> _DATA EXTRACT_
☆ ☆ ☆

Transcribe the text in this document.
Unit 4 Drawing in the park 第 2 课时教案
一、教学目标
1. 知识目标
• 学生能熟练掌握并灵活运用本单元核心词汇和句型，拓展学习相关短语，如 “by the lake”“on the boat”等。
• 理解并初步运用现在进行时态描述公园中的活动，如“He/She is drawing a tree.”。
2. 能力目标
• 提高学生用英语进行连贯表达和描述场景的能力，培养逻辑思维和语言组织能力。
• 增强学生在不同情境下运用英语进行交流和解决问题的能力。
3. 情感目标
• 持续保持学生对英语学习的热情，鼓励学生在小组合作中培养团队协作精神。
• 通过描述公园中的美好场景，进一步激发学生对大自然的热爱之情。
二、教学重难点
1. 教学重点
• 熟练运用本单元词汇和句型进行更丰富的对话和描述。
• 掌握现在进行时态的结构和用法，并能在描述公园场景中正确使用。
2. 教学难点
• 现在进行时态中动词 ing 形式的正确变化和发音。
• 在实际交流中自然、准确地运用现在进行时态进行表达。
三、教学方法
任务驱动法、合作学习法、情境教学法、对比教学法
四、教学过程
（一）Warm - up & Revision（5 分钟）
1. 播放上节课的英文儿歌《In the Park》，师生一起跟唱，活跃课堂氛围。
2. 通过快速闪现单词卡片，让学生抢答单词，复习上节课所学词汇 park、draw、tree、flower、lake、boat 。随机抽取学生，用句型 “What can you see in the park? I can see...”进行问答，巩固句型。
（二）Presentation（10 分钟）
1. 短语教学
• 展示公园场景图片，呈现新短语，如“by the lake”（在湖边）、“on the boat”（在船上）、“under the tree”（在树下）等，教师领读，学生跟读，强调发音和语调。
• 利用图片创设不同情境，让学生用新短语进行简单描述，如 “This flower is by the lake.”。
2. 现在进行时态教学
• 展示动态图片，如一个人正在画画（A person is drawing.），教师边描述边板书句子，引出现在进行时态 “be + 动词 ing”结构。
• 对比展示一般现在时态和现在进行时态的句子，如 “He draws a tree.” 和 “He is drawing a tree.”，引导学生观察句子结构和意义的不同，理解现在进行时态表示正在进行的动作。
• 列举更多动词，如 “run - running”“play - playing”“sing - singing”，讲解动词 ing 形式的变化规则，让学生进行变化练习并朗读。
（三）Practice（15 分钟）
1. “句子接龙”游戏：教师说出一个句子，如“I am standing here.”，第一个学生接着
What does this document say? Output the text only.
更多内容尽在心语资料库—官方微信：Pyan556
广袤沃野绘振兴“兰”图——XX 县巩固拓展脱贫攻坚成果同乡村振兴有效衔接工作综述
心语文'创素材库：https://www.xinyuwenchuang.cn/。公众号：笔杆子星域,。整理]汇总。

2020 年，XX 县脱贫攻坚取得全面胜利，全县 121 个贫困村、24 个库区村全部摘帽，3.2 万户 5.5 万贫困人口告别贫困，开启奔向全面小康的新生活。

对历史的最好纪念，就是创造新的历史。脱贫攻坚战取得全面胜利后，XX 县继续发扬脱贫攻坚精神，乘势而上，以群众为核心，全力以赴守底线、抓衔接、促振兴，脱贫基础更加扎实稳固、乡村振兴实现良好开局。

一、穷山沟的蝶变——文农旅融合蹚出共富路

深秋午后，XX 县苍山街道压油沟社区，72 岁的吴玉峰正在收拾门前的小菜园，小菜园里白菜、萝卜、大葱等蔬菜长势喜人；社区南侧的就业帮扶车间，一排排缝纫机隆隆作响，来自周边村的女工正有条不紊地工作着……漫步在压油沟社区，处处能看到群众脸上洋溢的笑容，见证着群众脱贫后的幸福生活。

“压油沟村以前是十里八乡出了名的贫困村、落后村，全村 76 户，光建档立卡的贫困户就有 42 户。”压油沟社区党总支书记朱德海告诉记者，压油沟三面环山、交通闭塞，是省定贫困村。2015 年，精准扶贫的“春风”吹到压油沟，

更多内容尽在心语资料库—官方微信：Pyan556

☆ ☆ ☆

> _EXERCISE BRIEF_
Write out every entry again exactly, please, with nothing missing.

> _RESULT BELOW_
Transcribe the text in this document.
Unit 4 Drawing in the park 第 2 课时教案
一、教学目标
1. 知识目标
• 学生能熟练掌握并灵活运用本单元核心词汇和句型，拓展学习相关短语，如 “by the lake”“on the boat”等。
• 理解并初步运用现在进行时态描述公园中的活动，如“He/She is drawing a tree.”。
2. 能力目标
• 提高学生用英语进行连贯表达和描述场景的能力，培养逻辑思维和语言组织能力。
• 增强学生在不同情境下运用英语进行交流和解决问题的能力。
3. 情感目标
• 持续保持学生对英语学习的热情，鼓励学生在小组合作中培养团队协作精神。
• 通过描述公园中的美好场景，进一步激发学生对大自然的热爱之情。
二、教学重难点
1. 教学重点
• 熟练运用本单元词汇和句型进行更丰富的对话和描述。
• 掌握现在进行时态的结构和用法，并能在描述公园场景中正确使用。
2. 教学难点
• 现在进行时态中动词 ing 形式的正确变化和发音。
• 在实际交流中自然、准确地运用现在进行时态进行表达。
三、教学方法
任务驱动法、合作学习法、情境教学法、对比教学法
四、教学过程
（一）Warm - up & Revision（5 分钟）
1. 播放上节课的英文儿歌《In the Park》，师生一起跟唱，活跃课堂氛围。
2. 通过快速闪现单词卡片，让学生抢答单词，复习上节课所学词汇 park、draw、tree、flower、lake、boat 。随机抽取学生，用句型 “What can you see in the park? I can see...”进行问答，巩固句型。
（二）Presentation（10 分钟）
1. 短语教学
• 展示公园场景图片，呈现新短语，如“by the lake”（在湖边）、“on the boat”（在船上）、“under the tree”（在树下）等，教师领读，学生跟读，强调发音和语调。
• 利用图片创设不同情境，让学生用新短语进行简单描述，如 “This flower is by the lake.”。
2. 现在进行时态教学
• 展示动态图片，如一个人正在画画（A person is drawing.），教师边描述边板书句子，引出现在进行时态 “be + 动词 ing”结构。
• 对比展示一般现在时态和现在进行时态的句子，如 “He draws a tree.” 和 “He is drawing a tree.”，引导学生观察句子结构和意义的不同，理解现在进行时态表示正在进行的动作。
• 列举更多动词，如 “run - running”“play - playing”“sing - singing”，讲解动词 ing 形式的变化规则，让学生进行变化练习并朗读。
（三）Practice（15 分钟）
1. “句子接龙”游戏：教师说出一个句子，如“I am standing here.”，第一个学生接着
What does this document say? Output the text only.
更多内容尽在心语资料库—官方微信：Pyan556
广袤沃野绘振兴“兰”图——XX 县巩固拓展脱贫攻坚成果同乡村振兴有效衔接工作综述
心语文'创素材库：https://www.xinyuwenchuang.cn/。公众号：笔杆子星域,。整理]汇总。

2020 年，XX 县脱贫攻坚取得全面胜利，全县 121 个贫困村、24 个库区村全部摘帽，3.2 万户 5.5 万贫困人口告别贫困，开启奔向全面小康的新生活。

对历史的最好纪念，就是创造新的历史。脱贫攻坚战取得全面胜利后，XX 县继续发扬脱贫攻坚精神，乘势而上，以群众为核心，全力以赴守底线、抓衔接、促振兴，脱贫基础更加扎实稳固、乡村振兴实现良好开局。

一、穷山沟的蝶变——文农旅融合蹚出共富路

深秋午后，XX 县苍山街道压油沟社区，72 岁的吴玉峰正在收拾门前的小菜园，小菜园里白菜、萝卜、大葱等蔬菜长势喜人；社区南侧的就业帮扶车间，一排排缝纫机隆隆作响，来自周边村的女工正有条不紊地工作着……漫步在压油沟社区，处处能看到群众脸上洋溢的笑容，见证着群众脱贫后的幸福生活。

“压油沟村以前是十里八乡出了名的贫困村、落后村，全村 76 户，光建档立卡的贫困户就有 42 户。”压油沟社区党总支书记朱德海告诉记者，压油沟三面环山、交通闭塞，是省定贫困村。2015 年，精准扶贫的“春风”吹到压油沟，

更多内容尽在心语资料库—官方微信：Pyan556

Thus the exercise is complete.